Copy out all lines in the data below containing the string "label".

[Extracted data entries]
= = = = =

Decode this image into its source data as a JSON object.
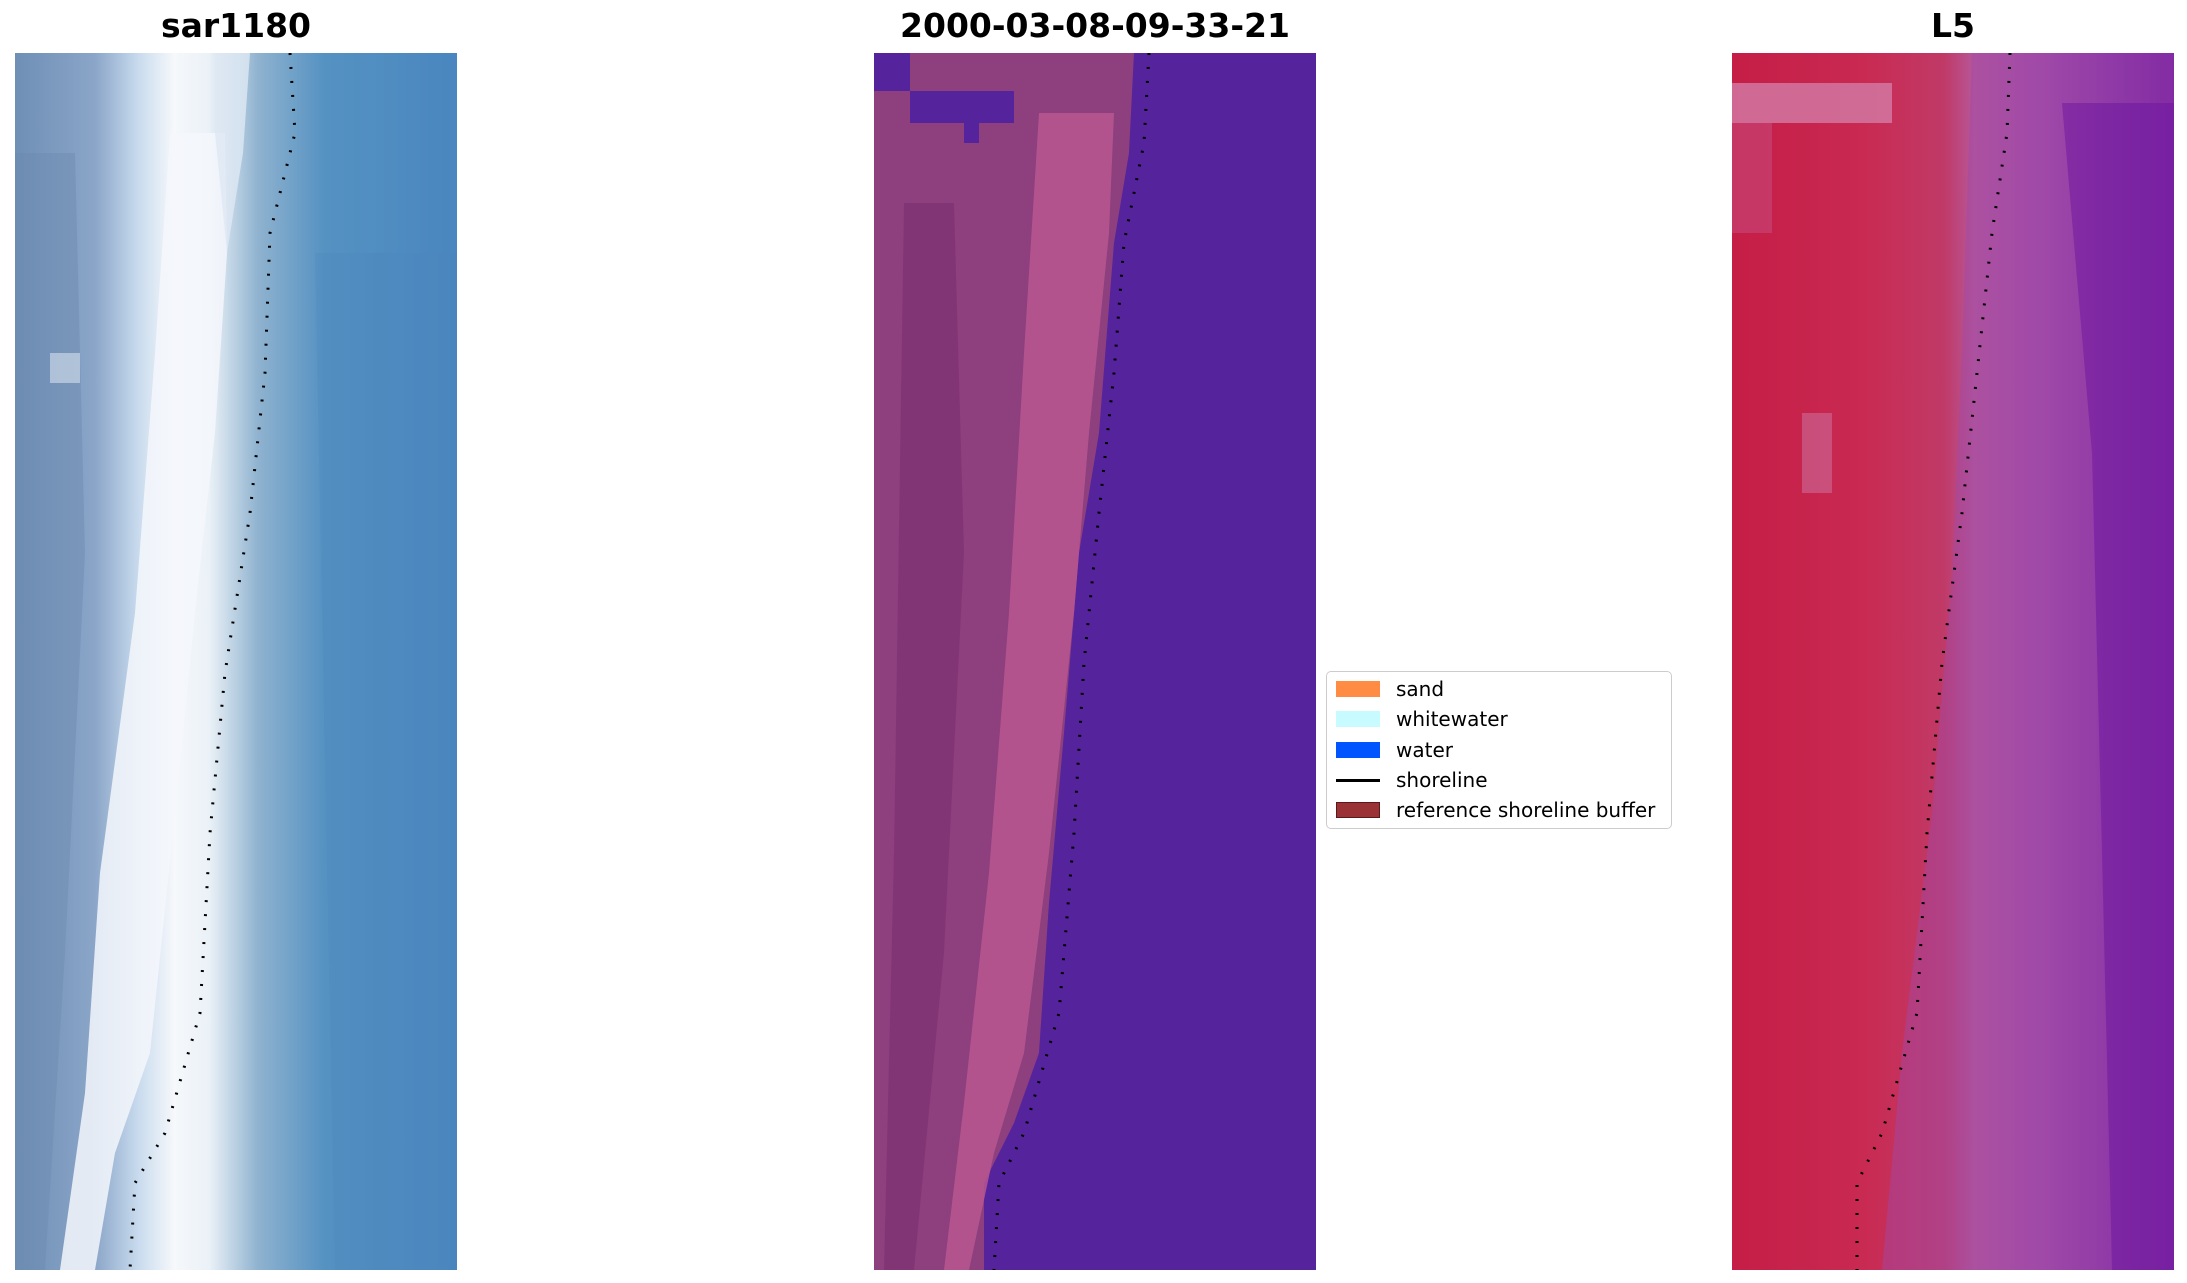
{
  "panels": [
    {
      "title": "sar1180"
    },
    {
      "title": "2000-03-08-09-33-21"
    },
    {
      "title": "L5"
    }
  ],
  "legend": {
    "items": [
      {
        "label": "sand",
        "color": "#ff8c42",
        "kind": "patch"
      },
      {
        "label": "whitewater",
        "color": "#c7fbff",
        "kind": "patch"
      },
      {
        "label": "water",
        "color": "#0055ff",
        "kind": "patch"
      },
      {
        "label": "shoreline",
        "color": "#000000",
        "kind": "line"
      },
      {
        "label": "reference shoreline buffer",
        "color": "#9b3235",
        "kind": "patch"
      }
    ]
  },
  "colors": {
    "classified_water": "#55239b",
    "classified_land": "#8e3f7e",
    "shoreline_dots": "#000000"
  }
}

= = = = =

--- Correct response ---
        "label": "sand",
        "label": "whitewater",
        "label": "water",
        "label": "shoreline",
        "label": "reference shoreline buffer",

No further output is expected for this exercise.